Part of a data file

**********

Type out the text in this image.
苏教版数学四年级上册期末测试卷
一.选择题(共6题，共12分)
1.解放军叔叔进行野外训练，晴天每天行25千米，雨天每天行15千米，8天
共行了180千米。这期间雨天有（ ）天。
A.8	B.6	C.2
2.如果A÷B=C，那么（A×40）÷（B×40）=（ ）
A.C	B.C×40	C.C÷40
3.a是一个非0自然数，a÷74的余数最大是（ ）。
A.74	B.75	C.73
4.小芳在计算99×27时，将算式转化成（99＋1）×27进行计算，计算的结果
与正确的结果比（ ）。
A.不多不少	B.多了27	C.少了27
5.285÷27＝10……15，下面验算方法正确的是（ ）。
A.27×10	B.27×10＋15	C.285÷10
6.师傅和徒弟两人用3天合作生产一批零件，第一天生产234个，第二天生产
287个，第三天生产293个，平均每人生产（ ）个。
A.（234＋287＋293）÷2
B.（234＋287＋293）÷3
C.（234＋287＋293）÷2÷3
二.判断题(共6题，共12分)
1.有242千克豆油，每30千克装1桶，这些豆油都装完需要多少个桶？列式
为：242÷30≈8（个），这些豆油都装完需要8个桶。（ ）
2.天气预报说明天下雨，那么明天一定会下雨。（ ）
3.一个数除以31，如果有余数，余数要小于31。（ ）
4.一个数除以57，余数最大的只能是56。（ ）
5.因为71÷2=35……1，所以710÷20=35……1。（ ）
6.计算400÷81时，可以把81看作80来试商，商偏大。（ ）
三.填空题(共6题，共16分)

**********

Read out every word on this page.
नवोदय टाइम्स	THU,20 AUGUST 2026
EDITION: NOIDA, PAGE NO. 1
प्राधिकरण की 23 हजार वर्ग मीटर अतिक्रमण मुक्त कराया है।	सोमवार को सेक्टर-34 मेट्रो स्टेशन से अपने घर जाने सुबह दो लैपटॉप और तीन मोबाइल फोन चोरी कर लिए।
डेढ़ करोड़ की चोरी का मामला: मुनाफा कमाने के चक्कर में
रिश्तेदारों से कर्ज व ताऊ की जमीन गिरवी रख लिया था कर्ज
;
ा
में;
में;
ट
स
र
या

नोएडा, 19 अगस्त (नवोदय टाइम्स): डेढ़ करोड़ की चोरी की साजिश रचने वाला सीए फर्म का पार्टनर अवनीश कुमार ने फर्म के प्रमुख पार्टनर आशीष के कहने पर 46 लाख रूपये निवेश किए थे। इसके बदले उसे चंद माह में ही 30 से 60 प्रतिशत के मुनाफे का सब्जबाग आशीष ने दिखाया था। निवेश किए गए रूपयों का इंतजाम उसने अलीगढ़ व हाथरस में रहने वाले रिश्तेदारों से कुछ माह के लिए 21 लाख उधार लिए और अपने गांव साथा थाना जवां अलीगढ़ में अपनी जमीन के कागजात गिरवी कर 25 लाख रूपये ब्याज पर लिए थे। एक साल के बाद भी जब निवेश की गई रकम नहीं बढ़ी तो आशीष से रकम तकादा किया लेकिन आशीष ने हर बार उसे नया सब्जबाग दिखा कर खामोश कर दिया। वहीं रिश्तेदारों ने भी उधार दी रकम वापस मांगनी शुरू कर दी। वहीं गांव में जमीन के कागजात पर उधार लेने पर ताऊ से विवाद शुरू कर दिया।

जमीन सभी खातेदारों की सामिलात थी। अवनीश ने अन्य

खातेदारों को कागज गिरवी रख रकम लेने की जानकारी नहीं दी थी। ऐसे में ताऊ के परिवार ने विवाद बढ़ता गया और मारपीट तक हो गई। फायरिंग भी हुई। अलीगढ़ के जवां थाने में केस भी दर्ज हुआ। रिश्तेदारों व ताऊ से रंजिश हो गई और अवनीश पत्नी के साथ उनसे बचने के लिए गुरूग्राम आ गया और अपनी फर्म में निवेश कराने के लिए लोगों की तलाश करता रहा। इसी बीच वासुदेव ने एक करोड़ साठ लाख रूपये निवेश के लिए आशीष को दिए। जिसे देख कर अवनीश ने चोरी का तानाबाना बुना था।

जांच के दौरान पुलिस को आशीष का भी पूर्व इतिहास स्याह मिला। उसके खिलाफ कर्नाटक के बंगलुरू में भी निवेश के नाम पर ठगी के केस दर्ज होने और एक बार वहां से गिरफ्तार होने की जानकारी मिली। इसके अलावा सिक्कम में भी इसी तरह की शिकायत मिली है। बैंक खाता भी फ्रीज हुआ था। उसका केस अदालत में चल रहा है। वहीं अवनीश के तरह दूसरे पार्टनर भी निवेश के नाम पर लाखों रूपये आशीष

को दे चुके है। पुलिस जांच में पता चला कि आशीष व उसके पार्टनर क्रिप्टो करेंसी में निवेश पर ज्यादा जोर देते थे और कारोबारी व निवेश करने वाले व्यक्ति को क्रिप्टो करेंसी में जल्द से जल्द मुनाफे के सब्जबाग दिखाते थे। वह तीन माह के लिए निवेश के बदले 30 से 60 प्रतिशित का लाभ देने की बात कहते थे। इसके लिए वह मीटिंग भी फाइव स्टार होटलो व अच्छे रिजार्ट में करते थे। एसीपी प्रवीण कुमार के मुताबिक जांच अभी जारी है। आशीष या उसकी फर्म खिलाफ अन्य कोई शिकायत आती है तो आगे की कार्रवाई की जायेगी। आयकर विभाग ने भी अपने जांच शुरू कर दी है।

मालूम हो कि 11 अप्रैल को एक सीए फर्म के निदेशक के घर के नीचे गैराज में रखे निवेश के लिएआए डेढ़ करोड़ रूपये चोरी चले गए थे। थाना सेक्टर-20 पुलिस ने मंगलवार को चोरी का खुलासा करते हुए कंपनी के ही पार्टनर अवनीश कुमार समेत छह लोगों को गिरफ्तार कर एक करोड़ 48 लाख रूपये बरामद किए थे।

**********

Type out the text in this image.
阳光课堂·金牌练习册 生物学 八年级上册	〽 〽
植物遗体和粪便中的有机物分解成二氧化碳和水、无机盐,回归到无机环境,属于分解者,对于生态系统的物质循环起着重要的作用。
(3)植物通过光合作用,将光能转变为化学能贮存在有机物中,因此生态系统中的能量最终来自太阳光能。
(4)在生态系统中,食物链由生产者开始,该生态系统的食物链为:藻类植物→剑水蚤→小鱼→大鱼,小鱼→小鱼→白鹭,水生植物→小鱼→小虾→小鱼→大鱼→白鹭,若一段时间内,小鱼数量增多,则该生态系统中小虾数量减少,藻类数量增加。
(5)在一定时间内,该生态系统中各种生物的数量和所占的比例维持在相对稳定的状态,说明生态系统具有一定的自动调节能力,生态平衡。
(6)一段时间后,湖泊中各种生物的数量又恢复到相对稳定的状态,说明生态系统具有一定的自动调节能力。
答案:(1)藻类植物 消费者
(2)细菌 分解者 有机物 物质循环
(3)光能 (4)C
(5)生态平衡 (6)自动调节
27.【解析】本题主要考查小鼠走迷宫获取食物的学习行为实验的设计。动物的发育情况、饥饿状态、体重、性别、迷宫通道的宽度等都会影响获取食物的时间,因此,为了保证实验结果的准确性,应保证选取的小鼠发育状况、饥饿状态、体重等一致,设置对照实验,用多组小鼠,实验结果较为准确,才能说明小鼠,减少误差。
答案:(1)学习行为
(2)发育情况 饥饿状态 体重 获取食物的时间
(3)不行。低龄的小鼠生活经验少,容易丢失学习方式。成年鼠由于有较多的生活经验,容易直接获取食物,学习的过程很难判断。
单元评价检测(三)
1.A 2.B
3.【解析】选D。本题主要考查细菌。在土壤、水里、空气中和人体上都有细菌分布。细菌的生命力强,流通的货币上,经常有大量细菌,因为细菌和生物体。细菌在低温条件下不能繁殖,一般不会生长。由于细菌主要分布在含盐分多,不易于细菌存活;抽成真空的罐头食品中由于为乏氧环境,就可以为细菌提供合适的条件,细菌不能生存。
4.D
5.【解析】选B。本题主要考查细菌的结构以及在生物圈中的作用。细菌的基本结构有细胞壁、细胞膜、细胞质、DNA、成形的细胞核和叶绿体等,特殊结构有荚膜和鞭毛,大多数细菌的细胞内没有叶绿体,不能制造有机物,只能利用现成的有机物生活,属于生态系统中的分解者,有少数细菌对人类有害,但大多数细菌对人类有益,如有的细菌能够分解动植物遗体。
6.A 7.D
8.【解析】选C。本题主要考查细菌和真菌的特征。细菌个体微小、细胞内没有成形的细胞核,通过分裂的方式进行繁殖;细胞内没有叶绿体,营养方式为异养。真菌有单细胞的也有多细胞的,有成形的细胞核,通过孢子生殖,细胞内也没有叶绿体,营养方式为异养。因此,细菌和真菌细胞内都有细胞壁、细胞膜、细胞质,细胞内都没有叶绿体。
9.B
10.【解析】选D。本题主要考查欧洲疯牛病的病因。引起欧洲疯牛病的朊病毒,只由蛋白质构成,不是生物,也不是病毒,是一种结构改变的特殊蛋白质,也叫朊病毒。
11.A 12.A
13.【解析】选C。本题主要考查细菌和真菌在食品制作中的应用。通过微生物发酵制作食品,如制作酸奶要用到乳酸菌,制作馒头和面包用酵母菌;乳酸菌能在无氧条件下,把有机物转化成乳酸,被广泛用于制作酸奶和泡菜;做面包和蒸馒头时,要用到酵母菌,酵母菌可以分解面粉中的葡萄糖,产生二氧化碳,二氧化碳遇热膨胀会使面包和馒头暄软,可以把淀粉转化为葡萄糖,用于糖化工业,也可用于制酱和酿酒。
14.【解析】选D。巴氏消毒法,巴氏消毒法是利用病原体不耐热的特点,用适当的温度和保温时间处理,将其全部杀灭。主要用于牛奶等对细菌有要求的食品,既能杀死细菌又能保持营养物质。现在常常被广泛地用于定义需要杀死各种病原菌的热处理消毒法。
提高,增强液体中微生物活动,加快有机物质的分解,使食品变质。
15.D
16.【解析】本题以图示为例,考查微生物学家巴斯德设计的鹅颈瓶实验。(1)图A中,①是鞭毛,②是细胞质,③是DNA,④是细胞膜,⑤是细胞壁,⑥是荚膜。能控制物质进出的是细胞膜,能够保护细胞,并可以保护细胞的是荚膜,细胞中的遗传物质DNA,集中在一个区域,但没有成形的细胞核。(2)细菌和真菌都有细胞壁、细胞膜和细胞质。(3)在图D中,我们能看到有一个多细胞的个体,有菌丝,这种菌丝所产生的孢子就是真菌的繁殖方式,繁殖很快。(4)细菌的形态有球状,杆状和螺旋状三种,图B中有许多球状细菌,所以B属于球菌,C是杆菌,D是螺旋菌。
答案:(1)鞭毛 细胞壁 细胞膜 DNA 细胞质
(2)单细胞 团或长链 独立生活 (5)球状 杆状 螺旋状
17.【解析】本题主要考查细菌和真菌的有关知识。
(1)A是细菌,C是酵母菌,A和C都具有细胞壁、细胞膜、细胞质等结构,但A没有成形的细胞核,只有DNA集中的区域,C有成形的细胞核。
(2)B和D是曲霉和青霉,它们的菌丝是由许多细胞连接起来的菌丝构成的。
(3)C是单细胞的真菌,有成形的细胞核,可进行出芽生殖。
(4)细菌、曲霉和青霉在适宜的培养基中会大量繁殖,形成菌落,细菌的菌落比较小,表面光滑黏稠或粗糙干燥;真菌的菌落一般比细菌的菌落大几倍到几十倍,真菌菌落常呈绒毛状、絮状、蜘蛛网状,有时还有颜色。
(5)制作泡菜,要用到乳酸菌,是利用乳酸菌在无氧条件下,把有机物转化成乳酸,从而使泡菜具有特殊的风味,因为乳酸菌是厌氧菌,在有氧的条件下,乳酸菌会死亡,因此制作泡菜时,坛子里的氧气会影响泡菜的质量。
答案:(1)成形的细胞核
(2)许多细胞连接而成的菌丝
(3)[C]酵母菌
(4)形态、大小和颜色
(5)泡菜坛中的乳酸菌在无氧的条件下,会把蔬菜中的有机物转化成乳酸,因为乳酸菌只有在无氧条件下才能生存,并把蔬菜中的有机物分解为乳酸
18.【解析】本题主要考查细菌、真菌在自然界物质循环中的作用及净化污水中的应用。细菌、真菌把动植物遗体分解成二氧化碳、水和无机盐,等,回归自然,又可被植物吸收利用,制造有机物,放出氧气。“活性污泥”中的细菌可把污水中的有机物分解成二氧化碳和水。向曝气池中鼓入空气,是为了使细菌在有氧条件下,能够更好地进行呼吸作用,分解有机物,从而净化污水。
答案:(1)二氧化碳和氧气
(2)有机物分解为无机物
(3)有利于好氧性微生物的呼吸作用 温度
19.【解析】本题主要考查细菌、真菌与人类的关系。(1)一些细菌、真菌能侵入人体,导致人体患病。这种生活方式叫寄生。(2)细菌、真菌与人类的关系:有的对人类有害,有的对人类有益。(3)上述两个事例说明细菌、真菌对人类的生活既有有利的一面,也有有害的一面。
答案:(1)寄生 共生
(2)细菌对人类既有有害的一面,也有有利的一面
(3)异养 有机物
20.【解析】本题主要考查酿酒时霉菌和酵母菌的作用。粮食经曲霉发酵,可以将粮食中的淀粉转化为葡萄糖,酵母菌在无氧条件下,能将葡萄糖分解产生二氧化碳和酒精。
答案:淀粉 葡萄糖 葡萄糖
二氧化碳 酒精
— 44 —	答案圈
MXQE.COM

**********

Required task
Give only the number of lines in the data that hold the string "饥饿状态".

Answer to this problem
2